- WHAT TO PRODUCE:
Print all the entries verbatim.

Saved data entries

---

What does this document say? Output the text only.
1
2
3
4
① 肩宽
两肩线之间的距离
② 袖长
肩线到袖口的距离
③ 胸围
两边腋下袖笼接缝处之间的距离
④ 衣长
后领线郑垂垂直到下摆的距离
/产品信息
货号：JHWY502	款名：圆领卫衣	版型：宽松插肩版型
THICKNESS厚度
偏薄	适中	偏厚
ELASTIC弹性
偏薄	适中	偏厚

---

- RESPONSE TO THIS EXERCISE:
What does this document say? Output the text only.
1
2
3
4
① 肩宽
两肩线之间的距离
② 袖长
肩线到袖口的距离
③ 胸围
两边腋下袖笼接缝处之间的距离
④ 衣长
后领线郑垂垂直到下摆的距离
/产品信息
货号：JHWY502	款名：圆领卫衣	版型：宽松插肩版型
THICKNESS厚度
偏薄	适中	偏厚
ELASTIC弹性
偏薄	适中	偏厚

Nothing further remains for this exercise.